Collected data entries
◆ ◆ ◆ ◆ ◆ ◆ ◆
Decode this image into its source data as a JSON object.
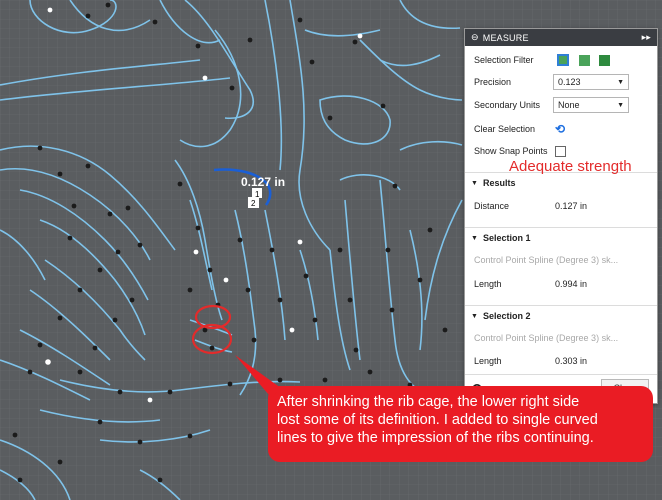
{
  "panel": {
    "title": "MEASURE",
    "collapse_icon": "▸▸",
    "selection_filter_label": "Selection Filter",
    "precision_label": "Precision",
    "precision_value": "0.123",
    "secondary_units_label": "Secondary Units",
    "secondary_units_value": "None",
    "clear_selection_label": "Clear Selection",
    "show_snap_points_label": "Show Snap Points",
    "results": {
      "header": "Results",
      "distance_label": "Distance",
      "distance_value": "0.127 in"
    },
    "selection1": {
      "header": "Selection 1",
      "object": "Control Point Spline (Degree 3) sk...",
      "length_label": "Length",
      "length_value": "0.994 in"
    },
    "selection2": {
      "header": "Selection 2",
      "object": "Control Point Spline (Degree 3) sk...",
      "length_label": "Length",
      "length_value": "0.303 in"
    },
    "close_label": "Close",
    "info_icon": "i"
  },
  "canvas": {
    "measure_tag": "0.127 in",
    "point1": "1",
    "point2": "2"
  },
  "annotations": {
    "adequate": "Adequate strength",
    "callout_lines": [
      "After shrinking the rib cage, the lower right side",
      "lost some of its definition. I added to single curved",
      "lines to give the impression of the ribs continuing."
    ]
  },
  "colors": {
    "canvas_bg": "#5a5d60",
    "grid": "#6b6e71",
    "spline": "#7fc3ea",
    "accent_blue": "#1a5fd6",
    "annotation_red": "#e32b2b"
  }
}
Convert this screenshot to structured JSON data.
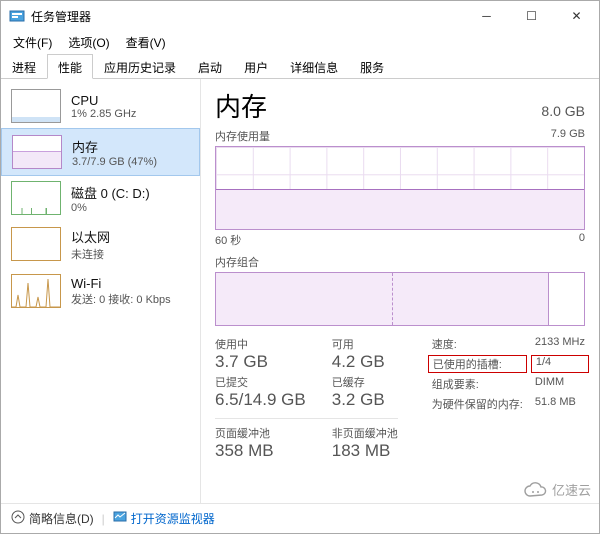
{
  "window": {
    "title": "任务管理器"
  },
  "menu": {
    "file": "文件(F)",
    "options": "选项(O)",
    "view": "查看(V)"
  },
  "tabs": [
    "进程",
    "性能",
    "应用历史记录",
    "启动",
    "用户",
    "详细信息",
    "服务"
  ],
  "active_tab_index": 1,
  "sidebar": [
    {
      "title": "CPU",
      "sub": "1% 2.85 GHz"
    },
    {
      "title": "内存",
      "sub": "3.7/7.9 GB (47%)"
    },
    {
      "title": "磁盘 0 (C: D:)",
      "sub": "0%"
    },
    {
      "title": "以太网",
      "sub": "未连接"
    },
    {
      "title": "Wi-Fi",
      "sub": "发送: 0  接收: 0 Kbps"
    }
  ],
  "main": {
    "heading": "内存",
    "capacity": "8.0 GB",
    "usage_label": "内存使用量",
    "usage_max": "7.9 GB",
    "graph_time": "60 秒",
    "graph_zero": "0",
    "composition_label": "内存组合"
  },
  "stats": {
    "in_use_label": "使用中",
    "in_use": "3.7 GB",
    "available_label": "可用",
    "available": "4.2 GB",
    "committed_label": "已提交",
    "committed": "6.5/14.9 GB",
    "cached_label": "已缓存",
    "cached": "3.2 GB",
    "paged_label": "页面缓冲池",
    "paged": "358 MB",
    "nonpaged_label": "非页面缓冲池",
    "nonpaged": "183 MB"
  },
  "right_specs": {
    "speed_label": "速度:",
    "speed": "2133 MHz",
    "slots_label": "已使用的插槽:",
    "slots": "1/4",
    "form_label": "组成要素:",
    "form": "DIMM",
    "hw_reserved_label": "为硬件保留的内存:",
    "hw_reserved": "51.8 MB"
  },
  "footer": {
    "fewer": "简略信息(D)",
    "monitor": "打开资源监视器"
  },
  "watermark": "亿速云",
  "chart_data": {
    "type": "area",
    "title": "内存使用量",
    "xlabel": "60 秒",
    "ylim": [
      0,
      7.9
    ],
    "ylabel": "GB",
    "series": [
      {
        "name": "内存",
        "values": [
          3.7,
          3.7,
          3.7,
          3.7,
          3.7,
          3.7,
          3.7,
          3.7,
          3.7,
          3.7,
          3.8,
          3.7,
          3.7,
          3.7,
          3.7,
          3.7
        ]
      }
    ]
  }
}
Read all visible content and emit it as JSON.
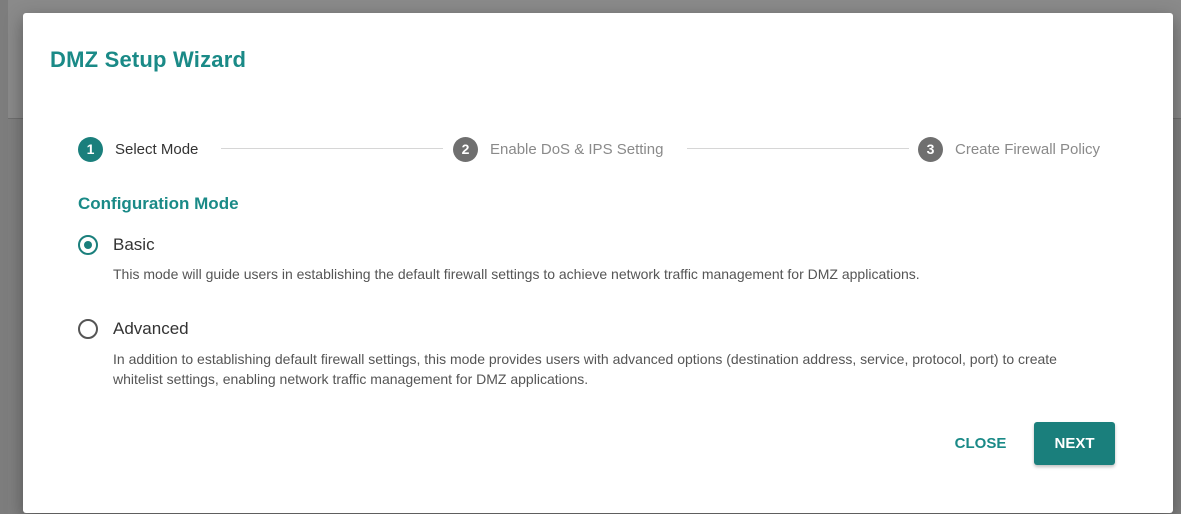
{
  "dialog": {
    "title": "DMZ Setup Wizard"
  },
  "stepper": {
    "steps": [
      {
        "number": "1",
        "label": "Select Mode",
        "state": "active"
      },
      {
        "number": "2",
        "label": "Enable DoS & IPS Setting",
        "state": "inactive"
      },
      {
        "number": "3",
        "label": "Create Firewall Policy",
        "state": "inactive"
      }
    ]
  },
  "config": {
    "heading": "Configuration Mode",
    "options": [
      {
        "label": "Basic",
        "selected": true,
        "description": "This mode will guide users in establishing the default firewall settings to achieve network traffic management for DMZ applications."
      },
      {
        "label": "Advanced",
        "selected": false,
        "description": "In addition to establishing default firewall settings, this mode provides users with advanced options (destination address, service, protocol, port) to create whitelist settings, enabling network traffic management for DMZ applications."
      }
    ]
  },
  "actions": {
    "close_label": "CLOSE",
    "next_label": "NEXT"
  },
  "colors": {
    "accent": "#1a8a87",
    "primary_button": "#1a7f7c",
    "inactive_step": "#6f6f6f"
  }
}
◆ ◆ ◆ ◆ ◆ ◆ ◆
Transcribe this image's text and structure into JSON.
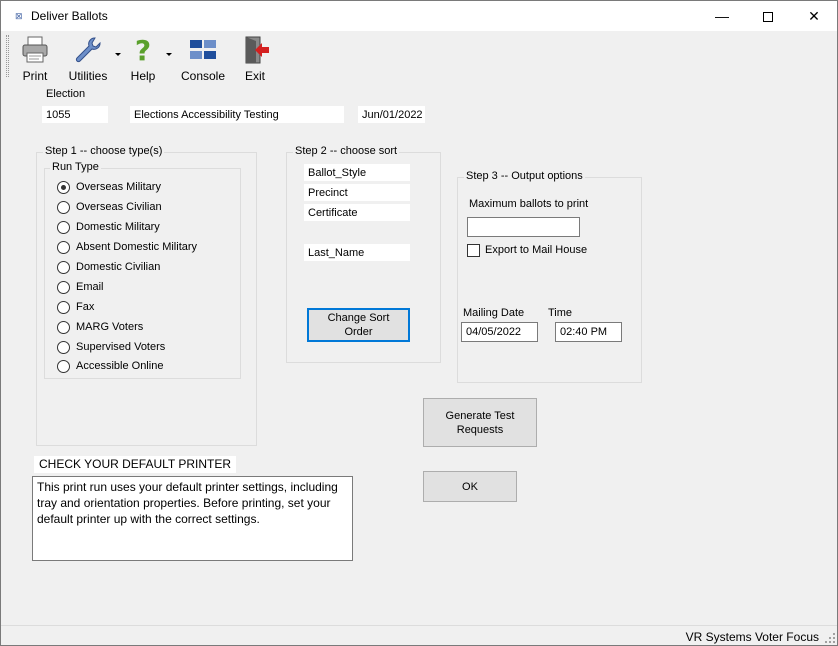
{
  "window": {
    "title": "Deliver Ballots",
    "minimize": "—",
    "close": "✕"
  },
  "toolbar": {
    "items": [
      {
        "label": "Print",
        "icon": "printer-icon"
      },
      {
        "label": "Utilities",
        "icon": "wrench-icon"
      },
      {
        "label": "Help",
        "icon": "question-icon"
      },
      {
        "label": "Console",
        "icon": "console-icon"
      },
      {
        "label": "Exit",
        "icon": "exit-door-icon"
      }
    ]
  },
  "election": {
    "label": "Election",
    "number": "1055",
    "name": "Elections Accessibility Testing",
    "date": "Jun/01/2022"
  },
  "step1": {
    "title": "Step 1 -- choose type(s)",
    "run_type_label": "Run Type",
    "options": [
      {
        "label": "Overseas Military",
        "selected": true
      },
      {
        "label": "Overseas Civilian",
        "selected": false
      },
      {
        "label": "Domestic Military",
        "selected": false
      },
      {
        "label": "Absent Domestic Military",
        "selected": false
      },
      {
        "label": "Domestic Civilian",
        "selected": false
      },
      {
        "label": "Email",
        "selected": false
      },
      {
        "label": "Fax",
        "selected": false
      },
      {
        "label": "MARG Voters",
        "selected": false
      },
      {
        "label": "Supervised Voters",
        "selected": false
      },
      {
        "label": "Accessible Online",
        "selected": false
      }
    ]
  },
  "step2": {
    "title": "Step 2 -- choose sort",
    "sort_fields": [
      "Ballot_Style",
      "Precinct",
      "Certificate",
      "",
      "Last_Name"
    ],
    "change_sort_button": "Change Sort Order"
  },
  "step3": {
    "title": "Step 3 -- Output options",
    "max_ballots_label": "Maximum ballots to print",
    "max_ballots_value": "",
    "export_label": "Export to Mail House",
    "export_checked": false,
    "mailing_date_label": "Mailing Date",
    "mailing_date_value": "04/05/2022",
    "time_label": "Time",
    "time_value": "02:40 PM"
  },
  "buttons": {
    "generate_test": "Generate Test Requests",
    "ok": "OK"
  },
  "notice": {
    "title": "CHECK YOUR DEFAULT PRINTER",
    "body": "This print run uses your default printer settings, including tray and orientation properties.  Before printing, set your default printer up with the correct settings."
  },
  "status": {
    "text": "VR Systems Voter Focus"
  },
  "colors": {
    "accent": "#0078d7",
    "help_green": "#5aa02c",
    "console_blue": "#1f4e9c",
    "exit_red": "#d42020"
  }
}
◆ ◆ ◆ ◆ ◆ ◆ ◆
### TASK STATEMENT
Identify and copy all lines with the word "users".

### SOLVED EXERCISE
        "description": "This mode will guide users in establishing the default firewall settings to achieve network traffic management for DMZ applications."
        "description": "In addition to establishing default firewall settings, this mode provides users with advanced options (destination address, service, protocol, port) to create whitelist settings, enabling network traffic management for DMZ applications."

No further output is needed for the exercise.